→ **Task directions**
Check each line of the records below and collect those that include the word "Alterar".

>>>>

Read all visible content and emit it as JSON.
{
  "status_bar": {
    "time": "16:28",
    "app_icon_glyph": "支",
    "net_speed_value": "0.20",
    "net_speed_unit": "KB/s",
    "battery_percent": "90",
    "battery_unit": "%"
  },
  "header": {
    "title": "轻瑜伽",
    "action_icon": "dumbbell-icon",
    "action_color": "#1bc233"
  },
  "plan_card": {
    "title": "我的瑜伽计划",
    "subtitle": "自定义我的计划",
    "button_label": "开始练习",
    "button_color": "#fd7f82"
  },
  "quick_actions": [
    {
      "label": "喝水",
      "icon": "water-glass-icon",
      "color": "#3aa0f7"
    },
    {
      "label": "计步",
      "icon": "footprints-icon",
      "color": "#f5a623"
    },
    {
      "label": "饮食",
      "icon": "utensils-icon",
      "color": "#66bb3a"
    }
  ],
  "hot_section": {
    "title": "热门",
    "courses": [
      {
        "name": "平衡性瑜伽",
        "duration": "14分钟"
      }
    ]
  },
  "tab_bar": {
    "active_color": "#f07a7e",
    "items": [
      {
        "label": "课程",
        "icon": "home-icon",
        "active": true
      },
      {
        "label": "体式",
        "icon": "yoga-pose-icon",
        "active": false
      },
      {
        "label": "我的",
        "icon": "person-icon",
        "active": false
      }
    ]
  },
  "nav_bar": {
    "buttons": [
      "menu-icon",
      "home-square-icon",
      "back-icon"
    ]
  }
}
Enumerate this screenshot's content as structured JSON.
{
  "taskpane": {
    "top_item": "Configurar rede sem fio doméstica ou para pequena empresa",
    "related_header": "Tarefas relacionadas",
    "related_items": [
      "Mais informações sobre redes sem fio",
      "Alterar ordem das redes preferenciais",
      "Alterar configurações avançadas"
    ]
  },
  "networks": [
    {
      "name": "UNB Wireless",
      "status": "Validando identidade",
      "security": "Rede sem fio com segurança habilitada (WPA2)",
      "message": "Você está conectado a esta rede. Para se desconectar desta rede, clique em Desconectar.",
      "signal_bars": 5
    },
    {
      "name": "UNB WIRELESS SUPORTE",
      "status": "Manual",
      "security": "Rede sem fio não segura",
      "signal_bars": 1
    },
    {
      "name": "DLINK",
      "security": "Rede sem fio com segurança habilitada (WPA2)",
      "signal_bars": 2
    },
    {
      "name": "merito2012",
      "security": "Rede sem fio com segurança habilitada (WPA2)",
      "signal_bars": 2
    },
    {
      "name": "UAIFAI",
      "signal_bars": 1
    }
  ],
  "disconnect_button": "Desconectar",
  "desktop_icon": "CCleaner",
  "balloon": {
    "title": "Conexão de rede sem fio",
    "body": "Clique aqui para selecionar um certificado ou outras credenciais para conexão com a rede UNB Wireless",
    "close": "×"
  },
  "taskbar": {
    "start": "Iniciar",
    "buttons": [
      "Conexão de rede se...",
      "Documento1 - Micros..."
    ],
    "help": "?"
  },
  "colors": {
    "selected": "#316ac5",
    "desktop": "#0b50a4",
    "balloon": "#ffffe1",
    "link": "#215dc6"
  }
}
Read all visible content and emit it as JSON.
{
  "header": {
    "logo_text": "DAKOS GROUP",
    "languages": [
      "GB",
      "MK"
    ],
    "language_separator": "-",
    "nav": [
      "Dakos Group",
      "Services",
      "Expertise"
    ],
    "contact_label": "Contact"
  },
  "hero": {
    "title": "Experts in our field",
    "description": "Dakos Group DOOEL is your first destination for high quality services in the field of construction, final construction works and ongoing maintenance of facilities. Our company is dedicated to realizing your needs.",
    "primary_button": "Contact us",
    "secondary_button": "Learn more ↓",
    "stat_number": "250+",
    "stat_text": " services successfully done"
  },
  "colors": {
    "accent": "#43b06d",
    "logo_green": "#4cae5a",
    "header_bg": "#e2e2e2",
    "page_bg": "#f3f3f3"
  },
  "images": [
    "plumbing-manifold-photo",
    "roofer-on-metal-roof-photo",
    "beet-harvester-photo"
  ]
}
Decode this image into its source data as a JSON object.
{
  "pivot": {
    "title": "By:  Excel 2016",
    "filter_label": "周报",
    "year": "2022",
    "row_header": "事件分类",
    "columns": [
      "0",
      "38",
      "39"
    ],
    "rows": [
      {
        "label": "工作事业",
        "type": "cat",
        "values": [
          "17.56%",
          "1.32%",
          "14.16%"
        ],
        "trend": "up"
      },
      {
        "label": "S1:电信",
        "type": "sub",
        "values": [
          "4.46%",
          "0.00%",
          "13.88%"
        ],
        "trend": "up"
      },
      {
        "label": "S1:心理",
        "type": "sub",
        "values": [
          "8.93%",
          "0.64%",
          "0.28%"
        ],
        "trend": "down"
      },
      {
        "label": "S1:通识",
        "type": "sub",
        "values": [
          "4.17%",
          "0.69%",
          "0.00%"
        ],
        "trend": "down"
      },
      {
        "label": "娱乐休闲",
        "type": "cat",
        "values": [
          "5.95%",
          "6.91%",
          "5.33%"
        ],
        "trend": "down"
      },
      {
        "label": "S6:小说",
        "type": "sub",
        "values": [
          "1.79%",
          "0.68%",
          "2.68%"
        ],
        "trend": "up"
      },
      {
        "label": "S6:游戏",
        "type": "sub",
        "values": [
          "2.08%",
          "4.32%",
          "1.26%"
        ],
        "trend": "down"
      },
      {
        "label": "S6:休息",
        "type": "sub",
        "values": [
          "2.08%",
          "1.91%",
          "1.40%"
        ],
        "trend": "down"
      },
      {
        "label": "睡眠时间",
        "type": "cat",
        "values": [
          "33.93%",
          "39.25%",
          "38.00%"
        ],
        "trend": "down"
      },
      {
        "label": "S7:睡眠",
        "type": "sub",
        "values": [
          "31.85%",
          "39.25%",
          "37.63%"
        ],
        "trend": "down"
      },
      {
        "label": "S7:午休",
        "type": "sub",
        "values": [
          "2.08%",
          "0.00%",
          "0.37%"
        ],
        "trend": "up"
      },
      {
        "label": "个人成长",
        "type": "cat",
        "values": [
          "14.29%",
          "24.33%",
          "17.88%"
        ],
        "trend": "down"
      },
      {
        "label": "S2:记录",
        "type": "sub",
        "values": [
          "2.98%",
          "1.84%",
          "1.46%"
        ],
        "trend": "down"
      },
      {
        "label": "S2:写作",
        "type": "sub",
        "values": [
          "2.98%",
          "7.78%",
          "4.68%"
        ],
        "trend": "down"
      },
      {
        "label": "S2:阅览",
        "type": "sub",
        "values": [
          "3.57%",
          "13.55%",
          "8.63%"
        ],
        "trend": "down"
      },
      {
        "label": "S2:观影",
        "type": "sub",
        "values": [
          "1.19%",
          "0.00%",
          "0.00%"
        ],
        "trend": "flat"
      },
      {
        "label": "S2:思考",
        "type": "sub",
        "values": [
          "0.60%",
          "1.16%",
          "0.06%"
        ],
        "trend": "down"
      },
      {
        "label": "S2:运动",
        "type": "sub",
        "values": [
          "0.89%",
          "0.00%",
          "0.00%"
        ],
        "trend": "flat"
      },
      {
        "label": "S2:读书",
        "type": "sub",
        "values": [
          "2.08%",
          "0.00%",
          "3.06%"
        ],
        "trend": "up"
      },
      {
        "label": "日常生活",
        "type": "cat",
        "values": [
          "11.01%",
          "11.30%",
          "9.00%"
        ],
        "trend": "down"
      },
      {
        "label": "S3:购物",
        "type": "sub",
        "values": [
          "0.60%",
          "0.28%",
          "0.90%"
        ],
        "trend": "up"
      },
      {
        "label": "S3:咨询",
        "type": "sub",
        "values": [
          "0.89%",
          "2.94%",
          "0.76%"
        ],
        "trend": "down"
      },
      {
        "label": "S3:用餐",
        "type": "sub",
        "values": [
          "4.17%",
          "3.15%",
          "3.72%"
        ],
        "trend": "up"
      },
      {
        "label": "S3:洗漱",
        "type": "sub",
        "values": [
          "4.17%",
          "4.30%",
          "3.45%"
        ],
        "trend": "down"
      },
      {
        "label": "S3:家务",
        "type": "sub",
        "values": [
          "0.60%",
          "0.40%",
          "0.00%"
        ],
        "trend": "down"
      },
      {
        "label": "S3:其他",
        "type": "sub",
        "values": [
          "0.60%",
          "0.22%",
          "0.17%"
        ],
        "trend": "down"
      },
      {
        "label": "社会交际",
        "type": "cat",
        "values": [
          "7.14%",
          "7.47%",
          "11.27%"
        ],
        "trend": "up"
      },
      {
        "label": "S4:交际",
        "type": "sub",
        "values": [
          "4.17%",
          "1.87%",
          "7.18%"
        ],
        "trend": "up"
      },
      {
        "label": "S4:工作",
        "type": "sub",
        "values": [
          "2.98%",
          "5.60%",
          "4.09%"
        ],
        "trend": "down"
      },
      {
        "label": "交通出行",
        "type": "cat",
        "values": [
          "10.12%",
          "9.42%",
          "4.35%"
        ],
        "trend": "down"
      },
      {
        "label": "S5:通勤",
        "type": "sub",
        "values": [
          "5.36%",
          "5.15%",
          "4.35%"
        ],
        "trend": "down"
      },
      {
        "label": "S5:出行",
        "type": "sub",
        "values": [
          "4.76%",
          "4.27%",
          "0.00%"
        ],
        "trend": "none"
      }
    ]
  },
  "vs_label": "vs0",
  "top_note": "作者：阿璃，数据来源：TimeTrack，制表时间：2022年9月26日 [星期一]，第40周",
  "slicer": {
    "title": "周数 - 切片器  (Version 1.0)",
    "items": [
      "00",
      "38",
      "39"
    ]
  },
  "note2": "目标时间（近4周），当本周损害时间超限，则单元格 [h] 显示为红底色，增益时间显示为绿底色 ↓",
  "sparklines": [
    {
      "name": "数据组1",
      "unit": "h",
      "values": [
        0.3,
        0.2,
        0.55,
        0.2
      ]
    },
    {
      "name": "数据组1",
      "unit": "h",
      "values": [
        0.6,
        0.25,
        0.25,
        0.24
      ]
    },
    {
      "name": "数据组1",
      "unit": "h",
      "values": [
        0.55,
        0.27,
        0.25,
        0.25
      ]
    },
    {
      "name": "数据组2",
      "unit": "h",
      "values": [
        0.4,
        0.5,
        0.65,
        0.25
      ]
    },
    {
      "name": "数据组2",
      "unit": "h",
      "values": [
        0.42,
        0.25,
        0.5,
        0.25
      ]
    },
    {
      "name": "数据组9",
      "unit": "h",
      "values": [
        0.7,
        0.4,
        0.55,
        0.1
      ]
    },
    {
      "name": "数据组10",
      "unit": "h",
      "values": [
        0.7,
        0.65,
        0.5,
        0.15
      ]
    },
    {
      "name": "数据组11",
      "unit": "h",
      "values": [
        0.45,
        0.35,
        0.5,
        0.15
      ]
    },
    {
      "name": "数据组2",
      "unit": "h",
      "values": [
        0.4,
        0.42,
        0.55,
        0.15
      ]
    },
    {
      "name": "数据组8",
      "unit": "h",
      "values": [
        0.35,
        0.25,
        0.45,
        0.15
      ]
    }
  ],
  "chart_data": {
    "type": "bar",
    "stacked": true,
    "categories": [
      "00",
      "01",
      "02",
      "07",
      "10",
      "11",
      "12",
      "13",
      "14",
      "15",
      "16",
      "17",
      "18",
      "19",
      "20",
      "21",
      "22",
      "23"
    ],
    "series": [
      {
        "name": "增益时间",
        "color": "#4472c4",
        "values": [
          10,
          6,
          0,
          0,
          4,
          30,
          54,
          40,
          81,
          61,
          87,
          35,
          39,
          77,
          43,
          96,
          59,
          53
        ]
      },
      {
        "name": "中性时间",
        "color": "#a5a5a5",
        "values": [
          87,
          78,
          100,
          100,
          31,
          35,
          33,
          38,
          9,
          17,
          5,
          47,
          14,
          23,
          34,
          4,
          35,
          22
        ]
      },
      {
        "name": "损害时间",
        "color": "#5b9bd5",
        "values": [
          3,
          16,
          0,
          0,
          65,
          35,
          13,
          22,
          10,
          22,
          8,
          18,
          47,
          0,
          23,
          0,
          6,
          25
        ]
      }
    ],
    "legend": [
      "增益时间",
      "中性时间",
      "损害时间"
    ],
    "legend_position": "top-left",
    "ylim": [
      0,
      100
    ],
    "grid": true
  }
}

<<<<

→ **Solution for this exercise**
      "Alterar ordem das redes preferenciais",
      "Alterar configurações avançadas"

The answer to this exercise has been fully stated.